__Items__
%%
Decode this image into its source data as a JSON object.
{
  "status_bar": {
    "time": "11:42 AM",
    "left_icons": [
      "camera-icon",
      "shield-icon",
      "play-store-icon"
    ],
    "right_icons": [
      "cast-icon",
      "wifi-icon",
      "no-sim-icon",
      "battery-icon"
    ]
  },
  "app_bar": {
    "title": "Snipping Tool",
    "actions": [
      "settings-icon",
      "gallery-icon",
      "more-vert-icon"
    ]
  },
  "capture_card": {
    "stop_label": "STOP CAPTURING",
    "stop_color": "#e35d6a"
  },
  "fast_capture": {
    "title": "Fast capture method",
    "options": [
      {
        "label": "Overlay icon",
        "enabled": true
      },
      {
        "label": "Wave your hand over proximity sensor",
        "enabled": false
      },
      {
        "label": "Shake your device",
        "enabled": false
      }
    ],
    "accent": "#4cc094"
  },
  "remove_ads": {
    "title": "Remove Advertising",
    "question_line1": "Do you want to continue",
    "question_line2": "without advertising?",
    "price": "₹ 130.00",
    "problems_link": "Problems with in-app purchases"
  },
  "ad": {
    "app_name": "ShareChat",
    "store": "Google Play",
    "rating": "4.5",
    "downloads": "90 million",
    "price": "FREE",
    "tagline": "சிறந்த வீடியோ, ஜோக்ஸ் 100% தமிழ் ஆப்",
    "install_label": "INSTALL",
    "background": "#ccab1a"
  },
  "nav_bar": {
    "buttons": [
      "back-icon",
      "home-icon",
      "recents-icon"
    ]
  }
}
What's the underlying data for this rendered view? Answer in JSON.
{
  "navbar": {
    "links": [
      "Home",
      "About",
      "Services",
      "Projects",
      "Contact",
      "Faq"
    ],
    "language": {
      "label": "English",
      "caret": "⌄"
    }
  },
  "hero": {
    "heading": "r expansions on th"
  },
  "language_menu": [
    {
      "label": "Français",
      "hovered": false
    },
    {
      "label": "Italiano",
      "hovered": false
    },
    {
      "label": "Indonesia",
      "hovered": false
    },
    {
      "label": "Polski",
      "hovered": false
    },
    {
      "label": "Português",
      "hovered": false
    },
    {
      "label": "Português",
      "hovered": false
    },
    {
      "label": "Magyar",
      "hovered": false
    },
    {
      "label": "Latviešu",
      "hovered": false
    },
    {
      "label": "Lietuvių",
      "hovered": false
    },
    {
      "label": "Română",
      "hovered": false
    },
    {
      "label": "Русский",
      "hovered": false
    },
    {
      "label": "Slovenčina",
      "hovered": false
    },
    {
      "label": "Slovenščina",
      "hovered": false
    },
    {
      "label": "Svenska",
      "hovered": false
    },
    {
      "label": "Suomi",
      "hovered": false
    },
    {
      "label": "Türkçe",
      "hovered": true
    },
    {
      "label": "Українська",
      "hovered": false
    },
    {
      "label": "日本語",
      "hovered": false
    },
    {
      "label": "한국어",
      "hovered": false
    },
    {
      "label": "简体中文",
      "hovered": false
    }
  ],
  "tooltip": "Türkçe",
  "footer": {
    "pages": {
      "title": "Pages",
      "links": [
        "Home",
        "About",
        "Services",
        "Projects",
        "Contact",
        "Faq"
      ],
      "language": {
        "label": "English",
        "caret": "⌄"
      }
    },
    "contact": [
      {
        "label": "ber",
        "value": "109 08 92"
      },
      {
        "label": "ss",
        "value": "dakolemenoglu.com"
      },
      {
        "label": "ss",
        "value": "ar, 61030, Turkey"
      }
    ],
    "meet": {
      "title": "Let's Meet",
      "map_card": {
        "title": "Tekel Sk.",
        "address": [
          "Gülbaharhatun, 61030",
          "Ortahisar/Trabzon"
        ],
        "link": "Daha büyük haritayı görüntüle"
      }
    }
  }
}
%%
%%
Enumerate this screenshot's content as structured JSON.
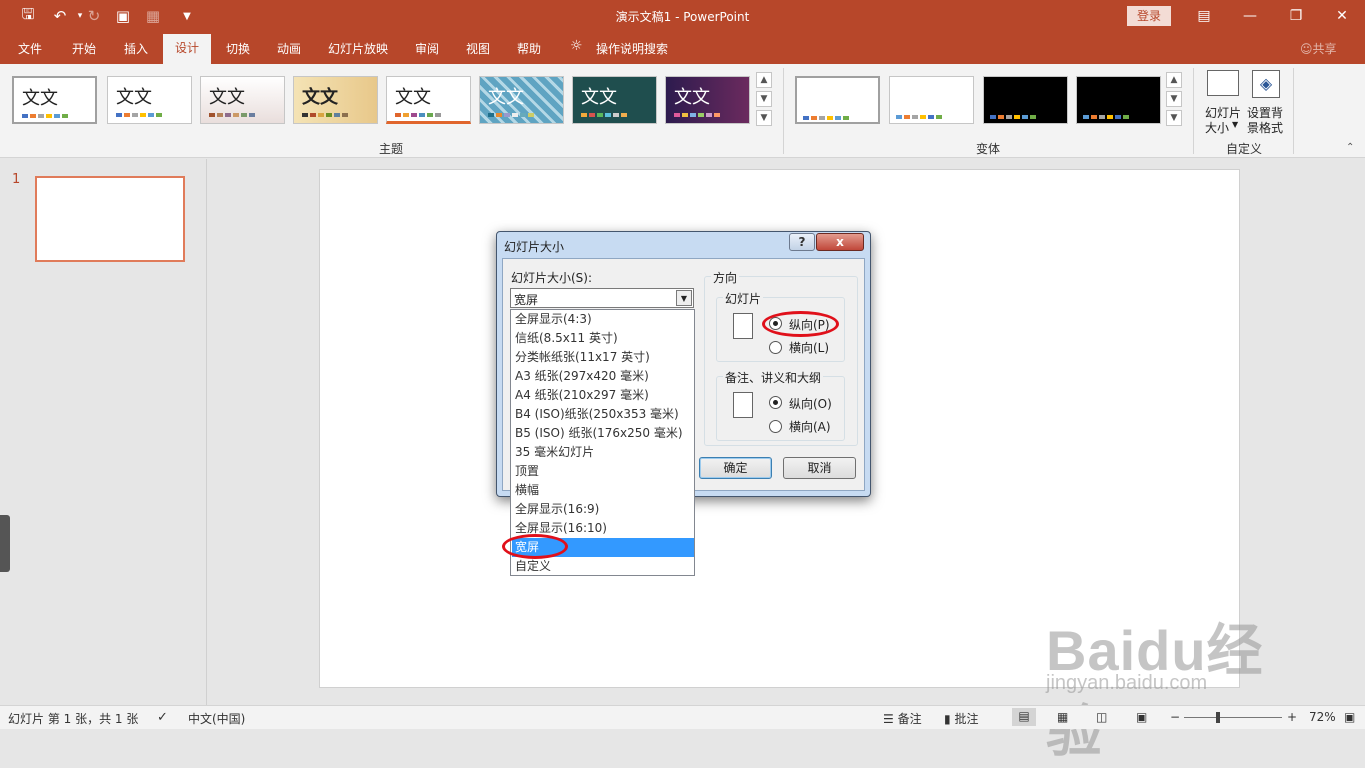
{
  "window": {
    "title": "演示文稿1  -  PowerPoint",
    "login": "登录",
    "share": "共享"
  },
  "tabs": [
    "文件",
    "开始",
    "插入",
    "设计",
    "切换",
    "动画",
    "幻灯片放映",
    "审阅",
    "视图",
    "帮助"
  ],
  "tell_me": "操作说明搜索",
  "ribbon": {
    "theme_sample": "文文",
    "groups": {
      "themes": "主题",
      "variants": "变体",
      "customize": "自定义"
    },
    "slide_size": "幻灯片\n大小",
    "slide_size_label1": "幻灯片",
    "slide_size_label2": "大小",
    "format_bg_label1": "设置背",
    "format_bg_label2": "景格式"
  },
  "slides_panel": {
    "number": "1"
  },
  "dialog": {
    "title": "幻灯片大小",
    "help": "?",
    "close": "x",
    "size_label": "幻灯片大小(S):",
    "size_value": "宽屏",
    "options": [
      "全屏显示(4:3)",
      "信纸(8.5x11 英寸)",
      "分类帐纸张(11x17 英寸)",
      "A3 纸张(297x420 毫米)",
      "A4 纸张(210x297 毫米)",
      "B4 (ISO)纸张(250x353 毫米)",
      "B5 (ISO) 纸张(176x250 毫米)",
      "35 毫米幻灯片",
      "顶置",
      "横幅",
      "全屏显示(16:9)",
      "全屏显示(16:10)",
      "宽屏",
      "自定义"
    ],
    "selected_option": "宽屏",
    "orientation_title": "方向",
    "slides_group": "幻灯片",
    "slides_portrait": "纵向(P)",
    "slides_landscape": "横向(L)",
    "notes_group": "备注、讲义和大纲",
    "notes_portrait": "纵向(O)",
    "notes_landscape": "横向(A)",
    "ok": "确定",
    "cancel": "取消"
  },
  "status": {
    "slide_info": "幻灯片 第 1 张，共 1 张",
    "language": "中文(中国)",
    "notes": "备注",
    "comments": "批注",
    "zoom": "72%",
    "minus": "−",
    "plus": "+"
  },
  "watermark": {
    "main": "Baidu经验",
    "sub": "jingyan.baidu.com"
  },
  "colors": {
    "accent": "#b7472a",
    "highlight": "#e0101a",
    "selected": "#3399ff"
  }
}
%%
__Problem to solve__
Gather from the records above every line containing the string "JSON".

__Task output__
Decode this image into its source data as a JSON object.
What's the underlying data for this rendered view? Answer in JSON.
Enumerate this screenshot's content as structured JSON.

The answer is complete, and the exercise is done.